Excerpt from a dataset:
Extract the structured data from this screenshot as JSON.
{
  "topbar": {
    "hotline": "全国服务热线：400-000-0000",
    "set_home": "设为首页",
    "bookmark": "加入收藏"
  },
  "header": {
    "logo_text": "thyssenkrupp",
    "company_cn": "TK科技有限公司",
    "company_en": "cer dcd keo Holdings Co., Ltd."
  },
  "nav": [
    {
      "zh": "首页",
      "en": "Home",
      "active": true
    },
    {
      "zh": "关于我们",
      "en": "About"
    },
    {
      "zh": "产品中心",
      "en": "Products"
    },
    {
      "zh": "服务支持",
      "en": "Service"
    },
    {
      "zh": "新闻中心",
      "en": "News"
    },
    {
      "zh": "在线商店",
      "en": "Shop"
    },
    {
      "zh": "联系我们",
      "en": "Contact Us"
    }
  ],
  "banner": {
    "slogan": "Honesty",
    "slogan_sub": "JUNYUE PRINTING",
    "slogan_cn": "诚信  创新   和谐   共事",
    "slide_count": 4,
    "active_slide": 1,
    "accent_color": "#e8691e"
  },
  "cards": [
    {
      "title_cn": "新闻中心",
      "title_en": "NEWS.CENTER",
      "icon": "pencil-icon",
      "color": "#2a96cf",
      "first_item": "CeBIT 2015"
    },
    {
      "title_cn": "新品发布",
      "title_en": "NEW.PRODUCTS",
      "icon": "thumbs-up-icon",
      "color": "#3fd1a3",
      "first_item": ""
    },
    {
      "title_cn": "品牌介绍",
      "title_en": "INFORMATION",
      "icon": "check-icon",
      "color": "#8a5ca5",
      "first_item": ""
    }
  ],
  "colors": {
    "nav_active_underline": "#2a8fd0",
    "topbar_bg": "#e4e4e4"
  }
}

Given request. Repeat the entries above exactly, leaving nothing out.

Problem solution.
Extract the structured data from this screenshot as JSON.
{
  "topbar": {
    "hotline": "全国服务热线：400-000-0000",
    "set_home": "设为首页",
    "bookmark": "加入收藏"
  },
  "header": {
    "logo_text": "thyssenkrupp",
    "company_cn": "TK科技有限公司",
    "company_en": "cer dcd keo Holdings Co., Ltd."
  },
  "nav": [
    {
      "zh": "首页",
      "en": "Home",
      "active": true
    },
    {
      "zh": "关于我们",
      "en": "About"
    },
    {
      "zh": "产品中心",
      "en": "Products"
    },
    {
      "zh": "服务支持",
      "en": "Service"
    },
    {
      "zh": "新闻中心",
      "en": "News"
    },
    {
      "zh": "在线商店",
      "en": "Shop"
    },
    {
      "zh": "联系我们",
      "en": "Contact Us"
    }
  ],
  "banner": {
    "slogan": "Honesty",
    "slogan_sub": "JUNYUE PRINTING",
    "slogan_cn": "诚信  创新   和谐   共事",
    "slide_count": 4,
    "active_slide": 1,
    "accent_color": "#e8691e"
  },
  "cards": [
    {
      "title_cn": "新闻中心",
      "title_en": "NEWS.CENTER",
      "icon": "pencil-icon",
      "color": "#2a96cf",
      "first_item": "CeBIT 2015"
    },
    {
      "title_cn": "新品发布",
      "title_en": "NEW.PRODUCTS",
      "icon": "thumbs-up-icon",
      "color": "#3fd1a3",
      "first_item": ""
    },
    {
      "title_cn": "品牌介绍",
      "title_en": "INFORMATION",
      "icon": "check-icon",
      "color": "#8a5ca5",
      "first_item": ""
    }
  ],
  "colors": {
    "nav_active_underline": "#2a8fd0",
    "topbar_bg": "#e4e4e4"
  }
}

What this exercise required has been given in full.